What is asked → Here are some records. Copy each one exactly.

Records about charts and figures
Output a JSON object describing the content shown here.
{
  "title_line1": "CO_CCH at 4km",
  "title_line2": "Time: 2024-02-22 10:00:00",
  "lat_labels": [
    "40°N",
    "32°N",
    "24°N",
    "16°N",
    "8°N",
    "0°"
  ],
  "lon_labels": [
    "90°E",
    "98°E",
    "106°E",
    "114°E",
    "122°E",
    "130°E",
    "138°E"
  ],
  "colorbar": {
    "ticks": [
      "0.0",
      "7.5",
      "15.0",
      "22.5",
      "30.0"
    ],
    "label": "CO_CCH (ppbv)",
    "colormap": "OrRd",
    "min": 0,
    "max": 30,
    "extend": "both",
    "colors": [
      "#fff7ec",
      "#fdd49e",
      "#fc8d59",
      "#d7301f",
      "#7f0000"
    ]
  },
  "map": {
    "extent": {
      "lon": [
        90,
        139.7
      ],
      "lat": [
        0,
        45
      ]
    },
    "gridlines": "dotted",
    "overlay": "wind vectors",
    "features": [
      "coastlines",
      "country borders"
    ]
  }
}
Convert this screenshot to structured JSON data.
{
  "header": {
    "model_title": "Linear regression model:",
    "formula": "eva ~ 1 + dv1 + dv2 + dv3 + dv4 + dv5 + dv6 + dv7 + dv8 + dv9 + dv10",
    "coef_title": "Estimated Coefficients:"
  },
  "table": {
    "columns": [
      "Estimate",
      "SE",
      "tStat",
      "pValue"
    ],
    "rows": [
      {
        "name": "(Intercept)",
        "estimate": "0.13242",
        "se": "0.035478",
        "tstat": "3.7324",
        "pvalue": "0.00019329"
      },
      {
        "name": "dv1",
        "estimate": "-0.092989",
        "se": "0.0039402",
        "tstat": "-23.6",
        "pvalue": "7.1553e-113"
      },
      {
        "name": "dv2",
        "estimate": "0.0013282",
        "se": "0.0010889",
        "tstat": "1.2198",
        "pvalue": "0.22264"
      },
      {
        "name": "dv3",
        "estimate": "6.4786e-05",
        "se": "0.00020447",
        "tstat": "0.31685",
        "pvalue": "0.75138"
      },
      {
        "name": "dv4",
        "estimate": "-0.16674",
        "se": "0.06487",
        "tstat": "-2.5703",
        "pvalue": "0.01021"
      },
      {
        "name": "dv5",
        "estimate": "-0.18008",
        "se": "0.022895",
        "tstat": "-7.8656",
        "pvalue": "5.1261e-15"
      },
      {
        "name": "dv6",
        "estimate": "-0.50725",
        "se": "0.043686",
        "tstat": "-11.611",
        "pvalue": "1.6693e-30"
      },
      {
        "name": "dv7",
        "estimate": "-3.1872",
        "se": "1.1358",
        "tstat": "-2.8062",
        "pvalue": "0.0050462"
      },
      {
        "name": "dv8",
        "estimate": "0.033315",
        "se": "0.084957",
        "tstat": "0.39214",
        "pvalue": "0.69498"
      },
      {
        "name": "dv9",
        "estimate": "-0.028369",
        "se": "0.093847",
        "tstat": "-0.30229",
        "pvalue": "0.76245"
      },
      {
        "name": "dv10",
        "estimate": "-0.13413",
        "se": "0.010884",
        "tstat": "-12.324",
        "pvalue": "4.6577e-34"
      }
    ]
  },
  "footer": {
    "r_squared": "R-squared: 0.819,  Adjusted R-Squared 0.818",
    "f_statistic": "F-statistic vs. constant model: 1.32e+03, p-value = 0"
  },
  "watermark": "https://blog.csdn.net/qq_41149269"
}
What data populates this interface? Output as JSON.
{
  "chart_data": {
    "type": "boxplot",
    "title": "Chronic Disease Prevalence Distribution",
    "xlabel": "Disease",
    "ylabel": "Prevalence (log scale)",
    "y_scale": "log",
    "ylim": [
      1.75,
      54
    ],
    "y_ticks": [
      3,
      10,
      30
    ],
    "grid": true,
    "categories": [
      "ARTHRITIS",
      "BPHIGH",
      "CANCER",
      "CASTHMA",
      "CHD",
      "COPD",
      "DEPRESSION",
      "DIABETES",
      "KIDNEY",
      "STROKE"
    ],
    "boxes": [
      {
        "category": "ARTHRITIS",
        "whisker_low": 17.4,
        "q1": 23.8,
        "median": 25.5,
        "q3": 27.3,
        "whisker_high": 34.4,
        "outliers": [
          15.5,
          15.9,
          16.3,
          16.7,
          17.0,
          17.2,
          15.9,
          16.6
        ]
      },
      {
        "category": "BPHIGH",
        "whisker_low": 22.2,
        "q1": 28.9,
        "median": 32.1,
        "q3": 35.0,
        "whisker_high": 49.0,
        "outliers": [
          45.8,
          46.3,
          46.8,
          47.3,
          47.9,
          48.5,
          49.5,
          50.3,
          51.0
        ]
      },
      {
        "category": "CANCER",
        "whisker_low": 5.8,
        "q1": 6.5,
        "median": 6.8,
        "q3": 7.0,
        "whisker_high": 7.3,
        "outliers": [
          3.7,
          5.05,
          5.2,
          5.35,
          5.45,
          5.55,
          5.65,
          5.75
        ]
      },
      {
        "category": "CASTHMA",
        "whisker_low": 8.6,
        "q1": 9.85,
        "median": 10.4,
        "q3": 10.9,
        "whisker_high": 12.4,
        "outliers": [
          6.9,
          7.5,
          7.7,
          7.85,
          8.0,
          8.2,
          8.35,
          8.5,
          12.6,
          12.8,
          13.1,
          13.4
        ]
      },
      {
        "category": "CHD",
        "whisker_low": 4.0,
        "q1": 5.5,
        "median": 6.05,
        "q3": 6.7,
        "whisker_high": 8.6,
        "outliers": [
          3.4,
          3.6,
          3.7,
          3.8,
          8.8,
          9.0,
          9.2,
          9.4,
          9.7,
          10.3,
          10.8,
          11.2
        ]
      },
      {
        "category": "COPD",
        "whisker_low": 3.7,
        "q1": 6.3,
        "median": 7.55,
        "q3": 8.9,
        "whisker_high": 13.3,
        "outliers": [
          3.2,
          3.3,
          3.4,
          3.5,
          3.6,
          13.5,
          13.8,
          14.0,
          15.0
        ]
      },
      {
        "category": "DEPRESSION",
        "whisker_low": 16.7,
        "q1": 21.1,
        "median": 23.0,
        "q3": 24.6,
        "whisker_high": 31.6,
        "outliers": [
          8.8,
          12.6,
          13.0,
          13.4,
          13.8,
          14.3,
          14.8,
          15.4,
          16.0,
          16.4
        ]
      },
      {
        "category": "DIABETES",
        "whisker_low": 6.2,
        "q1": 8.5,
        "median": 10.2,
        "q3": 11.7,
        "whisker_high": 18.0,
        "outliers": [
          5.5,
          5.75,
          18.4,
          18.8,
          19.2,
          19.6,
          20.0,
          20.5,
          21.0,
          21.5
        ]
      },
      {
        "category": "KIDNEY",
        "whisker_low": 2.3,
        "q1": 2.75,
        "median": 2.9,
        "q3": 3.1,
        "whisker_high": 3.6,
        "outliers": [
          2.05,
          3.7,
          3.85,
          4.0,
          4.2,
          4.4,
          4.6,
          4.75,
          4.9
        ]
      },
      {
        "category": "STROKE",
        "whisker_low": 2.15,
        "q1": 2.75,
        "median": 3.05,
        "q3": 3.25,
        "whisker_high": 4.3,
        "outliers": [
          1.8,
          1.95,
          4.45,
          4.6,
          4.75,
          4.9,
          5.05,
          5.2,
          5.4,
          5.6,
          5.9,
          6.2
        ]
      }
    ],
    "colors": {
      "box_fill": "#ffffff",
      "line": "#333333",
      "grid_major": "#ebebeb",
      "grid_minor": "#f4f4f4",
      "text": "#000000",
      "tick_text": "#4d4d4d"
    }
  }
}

Complete response →
Output a JSON object describing the content shown here.
{
  "title_line1": "CO_CCH at 4km",
  "title_line2": "Time: 2024-02-22 10:00:00",
  "lat_labels": [
    "40°N",
    "32°N",
    "24°N",
    "16°N",
    "8°N",
    "0°"
  ],
  "lon_labels": [
    "90°E",
    "98°E",
    "106°E",
    "114°E",
    "122°E",
    "130°E",
    "138°E"
  ],
  "colorbar": {
    "ticks": [
      "0.0",
      "7.5",
      "15.0",
      "22.5",
      "30.0"
    ],
    "label": "CO_CCH (ppbv)",
    "colormap": "OrRd",
    "min": 0,
    "max": 30,
    "extend": "both",
    "colors": [
      "#fff7ec",
      "#fdd49e",
      "#fc8d59",
      "#d7301f",
      "#7f0000"
    ]
  },
  "map": {
    "extent": {
      "lon": [
        90,
        139.7
      ],
      "lat": [
        0,
        45
      ]
    },
    "gridlines": "dotted",
    "overlay": "wind vectors",
    "features": [
      "coastlines",
      "country borders"
    ]
  }
}
Convert this screenshot to structured JSON data.
{
  "header": {
    "model_title": "Linear regression model:",
    "formula": "eva ~ 1 + dv1 + dv2 + dv3 + dv4 + dv5 + dv6 + dv7 + dv8 + dv9 + dv10",
    "coef_title": "Estimated Coefficients:"
  },
  "table": {
    "columns": [
      "Estimate",
      "SE",
      "tStat",
      "pValue"
    ],
    "rows": [
      {
        "name": "(Intercept)",
        "estimate": "0.13242",
        "se": "0.035478",
        "tstat": "3.7324",
        "pvalue": "0.00019329"
      },
      {
        "name": "dv1",
        "estimate": "-0.092989",
        "se": "0.0039402",
        "tstat": "-23.6",
        "pvalue": "7.1553e-113"
      },
      {
        "name": "dv2",
        "estimate": "0.0013282",
        "se": "0.0010889",
        "tstat": "1.2198",
        "pvalue": "0.22264"
      },
      {
        "name": "dv3",
        "estimate": "6.4786e-05",
        "se": "0.00020447",
        "tstat": "0.31685",
        "pvalue": "0.75138"
      },
      {
        "name": "dv4",
        "estimate": "-0.16674",
        "se": "0.06487",
        "tstat": "-2.5703",
        "pvalue": "0.01021"
      },
      {
        "name": "dv5",
        "estimate": "-0.18008",
        "se": "0.022895",
        "tstat": "-7.8656",
        "pvalue": "5.1261e-15"
      },
      {
        "name": "dv6",
        "estimate": "-0.50725",
        "se": "0.043686",
        "tstat": "-11.611",
        "pvalue": "1.6693e-30"
      },
      {
        "name": "dv7",
        "estimate": "-3.1872",
        "se": "1.1358",
        "tstat": "-2.8062",
        "pvalue": "0.0050462"
      },
      {
        "name": "dv8",
        "estimate": "0.033315",
        "se": "0.084957",
        "tstat": "0.39214",
        "pvalue": "0.69498"
      },
      {
        "name": "dv9",
        "estimate": "-0.028369",
        "se": "0.093847",
        "tstat": "-0.30229",
        "pvalue": "0.76245"
      },
      {
        "name": "dv10",
        "estimate": "-0.13413",
        "se": "0.010884",
        "tstat": "-12.324",
        "pvalue": "4.6577e-34"
      }
    ]
  },
  "footer": {
    "r_squared": "R-squared: 0.819,  Adjusted R-Squared 0.818",
    "f_statistic": "F-statistic vs. constant model: 1.32e+03, p-value = 0"
  },
  "watermark": "https://blog.csdn.net/qq_41149269"
}
What data populates this interface? Output as JSON.
{
  "chart_data": {
    "type": "boxplot",
    "title": "Chronic Disease Prevalence Distribution",
    "xlabel": "Disease",
    "ylabel": "Prevalence (log scale)",
    "y_scale": "log",
    "ylim": [
      1.75,
      54
    ],
    "y_ticks": [
      3,
      10,
      30
    ],
    "grid": true,
    "categories": [
      "ARTHRITIS",
      "BPHIGH",
      "CANCER",
      "CASTHMA",
      "CHD",
      "COPD",
      "DEPRESSION",
      "DIABETES",
      "KIDNEY",
      "STROKE"
    ],
    "boxes": [
      {
        "category": "ARTHRITIS",
        "whisker_low": 17.4,
        "q1": 23.8,
        "median": 25.5,
        "q3": 27.3,
        "whisker_high": 34.4,
        "outliers": [
          15.5,
          15.9,
          16.3,
          16.7,
          17.0,
          17.2,
          15.9,
          16.6
        ]
      },
      {
        "category": "BPHIGH",
        "whisker_low": 22.2,
        "q1": 28.9,
        "median": 32.1,
        "q3": 35.0,
        "whisker_high": 49.0,
        "outliers": [
          45.8,
          46.3,
          46.8,
          47.3,
          47.9,
          48.5,
          49.5,
          50.3,
          51.0
        ]
      },
      {
        "category": "CANCER",
        "whisker_low": 5.8,
        "q1": 6.5,
        "median": 6.8,
        "q3": 7.0,
        "whisker_high": 7.3,
        "outliers": [
          3.7,
          5.05,
          5.2,
          5.35,
          5.45,
          5.55,
          5.65,
          5.75
        ]
      },
      {
        "category": "CASTHMA",
        "whisker_low": 8.6,
        "q1": 9.85,
        "median": 10.4,
        "q3": 10.9,
        "whisker_high": 12.4,
        "outliers": [
          6.9,
          7.5,
          7.7,
          7.85,
          8.0,
          8.2,
          8.35,
          8.5,
          12.6,
          12.8,
          13.1,
          13.4
        ]
      },
      {
        "category": "CHD",
        "whisker_low": 4.0,
        "q1": 5.5,
        "median": 6.05,
        "q3": 6.7,
        "whisker_high": 8.6,
        "outliers": [
          3.4,
          3.6,
          3.7,
          3.8,
          8.8,
          9.0,
          9.2,
          9.4,
          9.7,
          10.3,
          10.8,
          11.2
        ]
      },
      {
        "category": "COPD",
        "whisker_low": 3.7,
        "q1": 6.3,
        "median": 7.55,
        "q3": 8.9,
        "whisker_high": 13.3,
        "outliers": [
          3.2,
          3.3,
          3.4,
          3.5,
          3.6,
          13.5,
          13.8,
          14.0,
          15.0
        ]
      },
      {
        "category": "DEPRESSION",
        "whisker_low": 16.7,
        "q1": 21.1,
        "median": 23.0,
        "q3": 24.6,
        "whisker_high": 31.6,
        "outliers": [
          8.8,
          12.6,
          13.0,
          13.4,
          13.8,
          14.3,
          14.8,
          15.4,
          16.0,
          16.4
        ]
      },
      {
        "category": "DIABETES",
        "whisker_low": 6.2,
        "q1": 8.5,
        "median": 10.2,
        "q3": 11.7,
        "whisker_high": 18.0,
        "outliers": [
          5.5,
          5.75,
          18.4,
          18.8,
          19.2,
          19.6,
          20.0,
          20.5,
          21.0,
          21.5
        ]
      },
      {
        "category": "KIDNEY",
        "whisker_low": 2.3,
        "q1": 2.75,
        "median": 2.9,
        "q3": 3.1,
        "whisker_high": 3.6,
        "outliers": [
          2.05,
          3.7,
          3.85,
          4.0,
          4.2,
          4.4,
          4.6,
          4.75,
          4.9
        ]
      },
      {
        "category": "STROKE",
        "whisker_low": 2.15,
        "q1": 2.75,
        "median": 3.05,
        "q3": 3.25,
        "whisker_high": 4.3,
        "outliers": [
          1.8,
          1.95,
          4.45,
          4.6,
          4.75,
          4.9,
          5.05,
          5.2,
          5.4,
          5.6,
          5.9,
          6.2
        ]
      }
    ],
    "colors": {
      "box_fill": "#ffffff",
      "line": "#333333",
      "grid_major": "#ebebeb",
      "grid_minor": "#f4f4f4",
      "text": "#000000",
      "tick_text": "#4d4d4d"
    }
  }
}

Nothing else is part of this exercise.